Dataset rows -
----

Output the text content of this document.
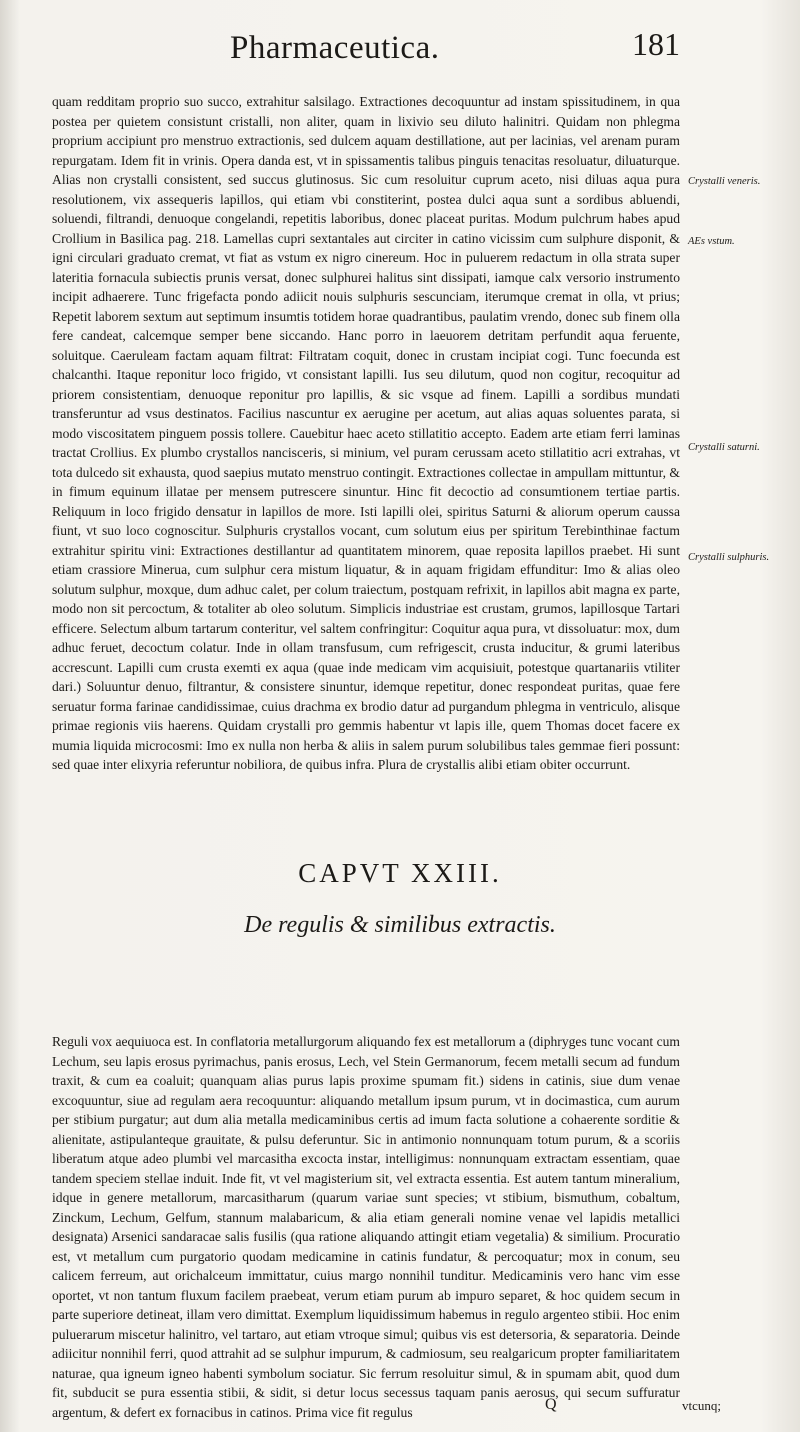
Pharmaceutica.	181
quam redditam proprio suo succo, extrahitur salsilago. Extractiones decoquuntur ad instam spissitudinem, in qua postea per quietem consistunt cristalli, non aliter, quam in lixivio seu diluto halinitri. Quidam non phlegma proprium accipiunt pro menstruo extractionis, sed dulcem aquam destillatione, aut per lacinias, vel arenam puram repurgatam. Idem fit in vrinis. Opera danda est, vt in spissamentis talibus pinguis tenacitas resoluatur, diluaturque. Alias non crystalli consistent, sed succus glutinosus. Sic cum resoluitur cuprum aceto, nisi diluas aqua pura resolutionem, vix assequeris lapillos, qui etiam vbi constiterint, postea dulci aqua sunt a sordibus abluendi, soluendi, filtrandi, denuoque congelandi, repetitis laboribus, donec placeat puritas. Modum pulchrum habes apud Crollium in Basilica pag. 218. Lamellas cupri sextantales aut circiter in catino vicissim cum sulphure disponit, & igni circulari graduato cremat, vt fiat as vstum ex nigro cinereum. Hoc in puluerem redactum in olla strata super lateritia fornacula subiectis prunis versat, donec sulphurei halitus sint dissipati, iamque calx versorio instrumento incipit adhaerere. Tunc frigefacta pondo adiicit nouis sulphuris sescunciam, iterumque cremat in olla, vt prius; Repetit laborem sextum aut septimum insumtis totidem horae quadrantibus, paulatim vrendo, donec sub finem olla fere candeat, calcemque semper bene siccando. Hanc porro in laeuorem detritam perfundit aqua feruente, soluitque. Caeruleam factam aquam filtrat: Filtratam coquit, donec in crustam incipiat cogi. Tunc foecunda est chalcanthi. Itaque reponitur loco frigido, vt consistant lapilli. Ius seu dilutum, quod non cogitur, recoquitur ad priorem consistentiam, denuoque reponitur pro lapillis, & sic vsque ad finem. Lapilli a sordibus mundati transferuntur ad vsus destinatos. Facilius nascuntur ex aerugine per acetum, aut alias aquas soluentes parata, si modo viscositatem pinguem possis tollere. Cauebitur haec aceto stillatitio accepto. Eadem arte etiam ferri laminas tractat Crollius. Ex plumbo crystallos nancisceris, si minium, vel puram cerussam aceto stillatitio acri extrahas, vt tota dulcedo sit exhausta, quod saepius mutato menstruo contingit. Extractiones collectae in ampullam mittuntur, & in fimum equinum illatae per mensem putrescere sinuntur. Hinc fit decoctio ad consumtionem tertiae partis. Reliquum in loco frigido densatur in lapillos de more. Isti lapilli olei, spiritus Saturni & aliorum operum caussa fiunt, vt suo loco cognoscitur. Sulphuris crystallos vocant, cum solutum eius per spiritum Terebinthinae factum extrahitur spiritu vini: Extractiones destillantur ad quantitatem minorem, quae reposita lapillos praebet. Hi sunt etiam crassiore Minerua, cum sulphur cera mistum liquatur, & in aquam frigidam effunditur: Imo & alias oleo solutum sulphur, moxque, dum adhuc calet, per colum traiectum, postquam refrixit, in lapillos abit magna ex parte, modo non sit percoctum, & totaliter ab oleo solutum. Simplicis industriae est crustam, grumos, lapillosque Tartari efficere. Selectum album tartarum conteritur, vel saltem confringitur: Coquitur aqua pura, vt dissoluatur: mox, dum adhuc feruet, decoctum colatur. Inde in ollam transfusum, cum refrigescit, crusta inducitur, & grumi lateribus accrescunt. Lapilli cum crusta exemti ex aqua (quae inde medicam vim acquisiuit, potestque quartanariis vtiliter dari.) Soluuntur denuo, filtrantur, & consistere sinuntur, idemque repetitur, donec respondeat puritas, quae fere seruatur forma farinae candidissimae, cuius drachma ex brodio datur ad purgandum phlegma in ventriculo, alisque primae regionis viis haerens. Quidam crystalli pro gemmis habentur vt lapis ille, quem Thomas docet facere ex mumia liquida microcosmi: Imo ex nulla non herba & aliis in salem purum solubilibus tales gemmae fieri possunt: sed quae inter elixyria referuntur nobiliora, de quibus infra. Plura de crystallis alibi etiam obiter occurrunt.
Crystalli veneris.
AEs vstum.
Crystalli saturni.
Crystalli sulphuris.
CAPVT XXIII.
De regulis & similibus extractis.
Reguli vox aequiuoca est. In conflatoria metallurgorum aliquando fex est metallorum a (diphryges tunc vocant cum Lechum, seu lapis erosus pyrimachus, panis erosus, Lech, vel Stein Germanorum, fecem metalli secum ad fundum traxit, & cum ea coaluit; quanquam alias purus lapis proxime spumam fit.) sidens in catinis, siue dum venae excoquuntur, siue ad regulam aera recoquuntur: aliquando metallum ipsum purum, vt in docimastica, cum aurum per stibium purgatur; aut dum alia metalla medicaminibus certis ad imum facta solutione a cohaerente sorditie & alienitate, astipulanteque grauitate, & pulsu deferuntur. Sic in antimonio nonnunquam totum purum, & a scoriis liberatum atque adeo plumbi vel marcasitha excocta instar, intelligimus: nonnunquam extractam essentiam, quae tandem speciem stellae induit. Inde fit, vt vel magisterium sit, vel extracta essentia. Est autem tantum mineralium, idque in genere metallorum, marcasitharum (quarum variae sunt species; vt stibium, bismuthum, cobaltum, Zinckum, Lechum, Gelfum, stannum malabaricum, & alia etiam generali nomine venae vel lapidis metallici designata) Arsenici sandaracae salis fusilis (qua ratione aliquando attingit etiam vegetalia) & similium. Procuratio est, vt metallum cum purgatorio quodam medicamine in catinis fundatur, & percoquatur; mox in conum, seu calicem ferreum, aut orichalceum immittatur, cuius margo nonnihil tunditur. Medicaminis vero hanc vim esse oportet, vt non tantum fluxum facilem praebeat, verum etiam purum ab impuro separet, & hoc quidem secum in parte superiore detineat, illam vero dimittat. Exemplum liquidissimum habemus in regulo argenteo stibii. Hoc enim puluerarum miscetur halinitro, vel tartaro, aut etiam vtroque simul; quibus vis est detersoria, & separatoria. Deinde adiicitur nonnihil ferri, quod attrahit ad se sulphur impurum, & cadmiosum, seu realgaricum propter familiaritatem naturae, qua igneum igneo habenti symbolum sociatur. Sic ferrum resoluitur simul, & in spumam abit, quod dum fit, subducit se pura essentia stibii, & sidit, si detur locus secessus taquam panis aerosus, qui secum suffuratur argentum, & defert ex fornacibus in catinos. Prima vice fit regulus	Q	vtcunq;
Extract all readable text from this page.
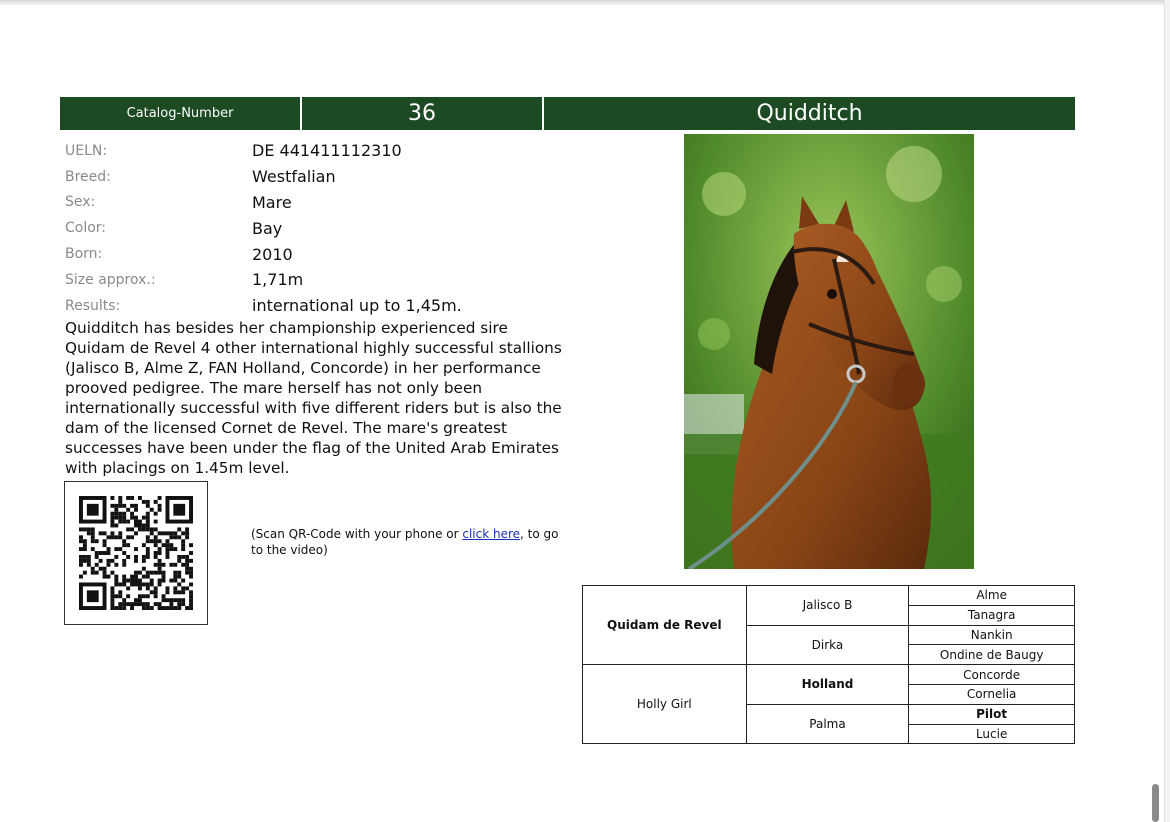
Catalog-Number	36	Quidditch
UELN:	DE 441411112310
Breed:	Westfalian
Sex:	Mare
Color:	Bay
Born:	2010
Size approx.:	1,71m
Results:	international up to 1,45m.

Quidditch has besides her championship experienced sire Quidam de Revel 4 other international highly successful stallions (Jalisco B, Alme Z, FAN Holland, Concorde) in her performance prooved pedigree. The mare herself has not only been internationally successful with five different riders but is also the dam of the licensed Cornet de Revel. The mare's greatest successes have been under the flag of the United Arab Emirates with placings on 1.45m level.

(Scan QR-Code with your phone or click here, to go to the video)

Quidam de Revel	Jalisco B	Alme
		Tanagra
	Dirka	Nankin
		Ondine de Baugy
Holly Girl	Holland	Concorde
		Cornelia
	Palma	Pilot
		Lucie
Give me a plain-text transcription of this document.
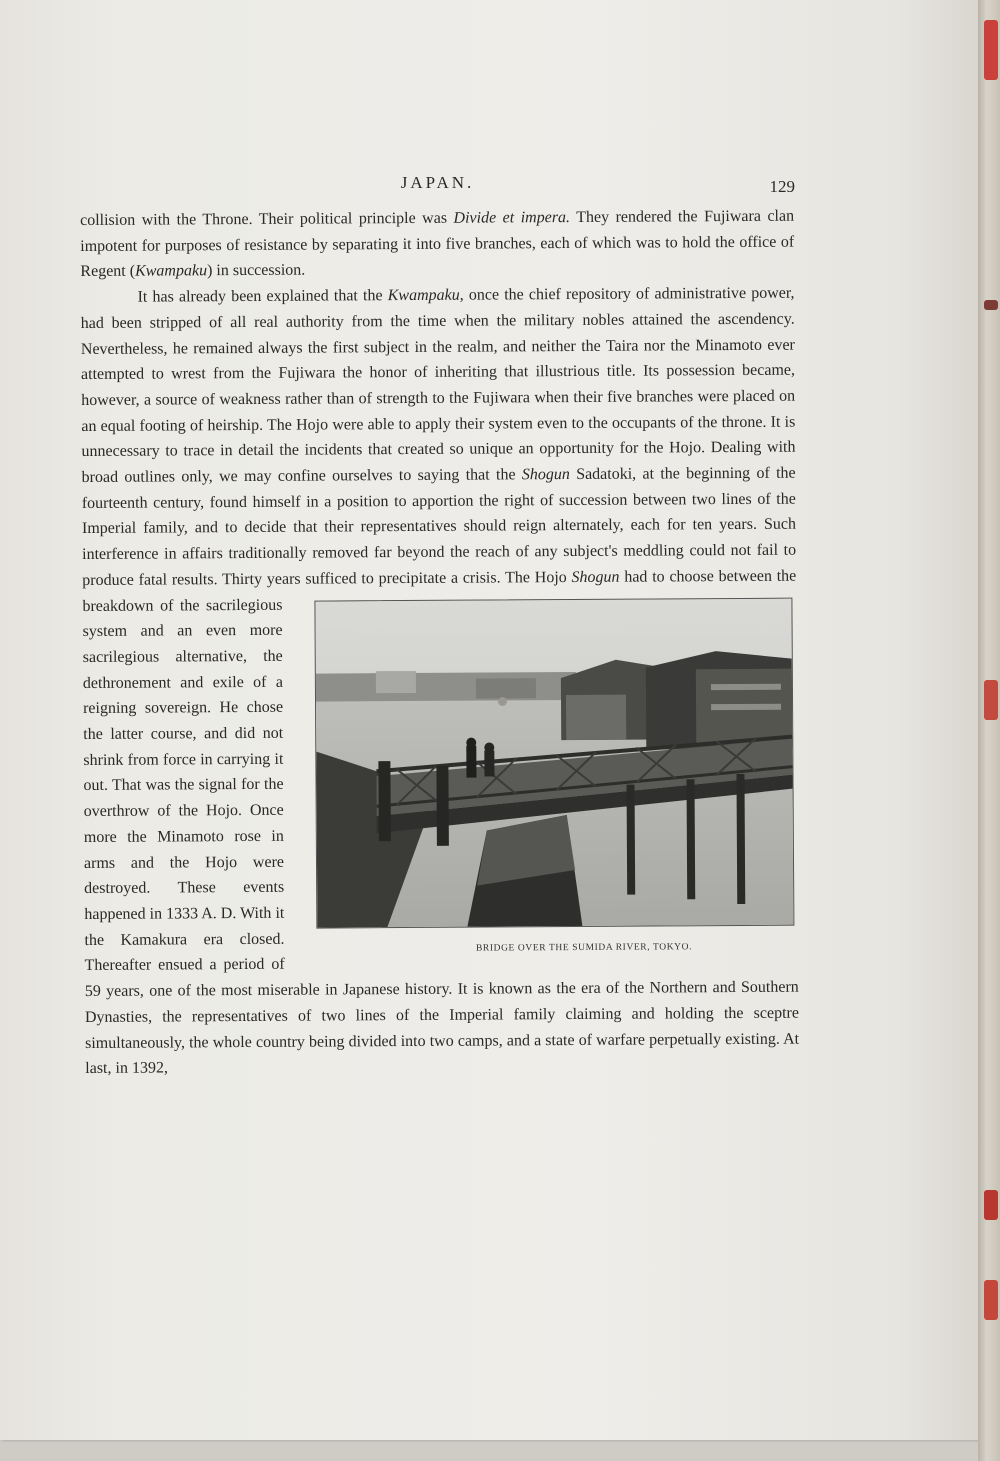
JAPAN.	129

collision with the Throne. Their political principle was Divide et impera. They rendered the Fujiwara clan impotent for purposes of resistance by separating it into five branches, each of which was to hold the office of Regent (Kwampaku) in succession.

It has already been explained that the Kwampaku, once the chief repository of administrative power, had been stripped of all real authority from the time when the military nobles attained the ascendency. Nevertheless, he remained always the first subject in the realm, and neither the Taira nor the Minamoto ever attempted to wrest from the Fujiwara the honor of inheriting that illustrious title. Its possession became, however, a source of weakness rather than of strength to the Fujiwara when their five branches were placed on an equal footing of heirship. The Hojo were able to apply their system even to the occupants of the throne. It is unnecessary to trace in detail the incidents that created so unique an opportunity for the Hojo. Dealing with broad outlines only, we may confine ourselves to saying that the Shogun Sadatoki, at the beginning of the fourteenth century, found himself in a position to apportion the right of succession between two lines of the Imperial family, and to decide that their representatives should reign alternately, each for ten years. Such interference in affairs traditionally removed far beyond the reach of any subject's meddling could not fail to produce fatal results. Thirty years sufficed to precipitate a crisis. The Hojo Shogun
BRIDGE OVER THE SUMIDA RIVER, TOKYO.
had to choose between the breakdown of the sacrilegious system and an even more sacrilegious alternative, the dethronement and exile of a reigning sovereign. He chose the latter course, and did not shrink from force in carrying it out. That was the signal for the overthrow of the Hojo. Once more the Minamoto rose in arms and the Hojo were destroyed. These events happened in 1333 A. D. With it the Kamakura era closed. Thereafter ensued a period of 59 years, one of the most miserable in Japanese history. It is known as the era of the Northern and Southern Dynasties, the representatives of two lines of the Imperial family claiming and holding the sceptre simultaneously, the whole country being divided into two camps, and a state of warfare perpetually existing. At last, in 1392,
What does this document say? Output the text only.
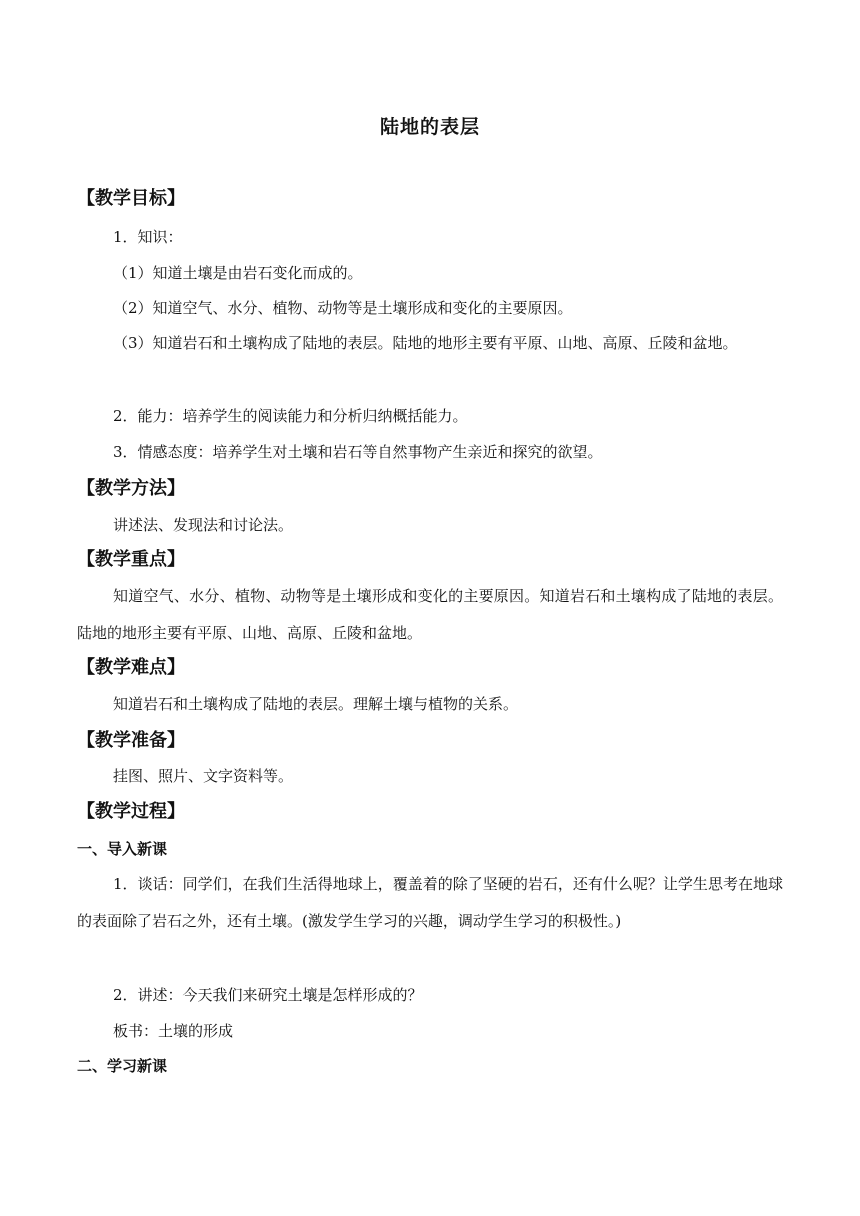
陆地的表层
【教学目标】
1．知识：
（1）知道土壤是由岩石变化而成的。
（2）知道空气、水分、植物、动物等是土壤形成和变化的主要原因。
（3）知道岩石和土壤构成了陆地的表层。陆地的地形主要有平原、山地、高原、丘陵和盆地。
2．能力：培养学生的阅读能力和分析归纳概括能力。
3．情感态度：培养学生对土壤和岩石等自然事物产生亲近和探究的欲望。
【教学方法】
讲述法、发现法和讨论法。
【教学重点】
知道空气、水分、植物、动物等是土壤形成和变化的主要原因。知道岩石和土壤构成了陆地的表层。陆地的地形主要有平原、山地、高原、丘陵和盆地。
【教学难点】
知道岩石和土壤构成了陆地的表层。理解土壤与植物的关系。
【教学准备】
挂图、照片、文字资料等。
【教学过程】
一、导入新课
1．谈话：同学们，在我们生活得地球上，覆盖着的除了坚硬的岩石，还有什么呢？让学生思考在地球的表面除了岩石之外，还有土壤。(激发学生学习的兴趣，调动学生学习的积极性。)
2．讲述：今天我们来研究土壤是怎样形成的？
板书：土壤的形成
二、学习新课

----

Job - From the entries above, copy out every line where the string "知道空气" appears.

Exercise response -
（2）知道空气、水分、植物、动物等是土壤形成和变化的主要原因。
知道空气、水分、植物、动物等是土壤形成和变化的主要原因。知道岩石和土壤构成了陆地的表层。陆地的地形主要有平原、山地、高原、丘陵和盆地。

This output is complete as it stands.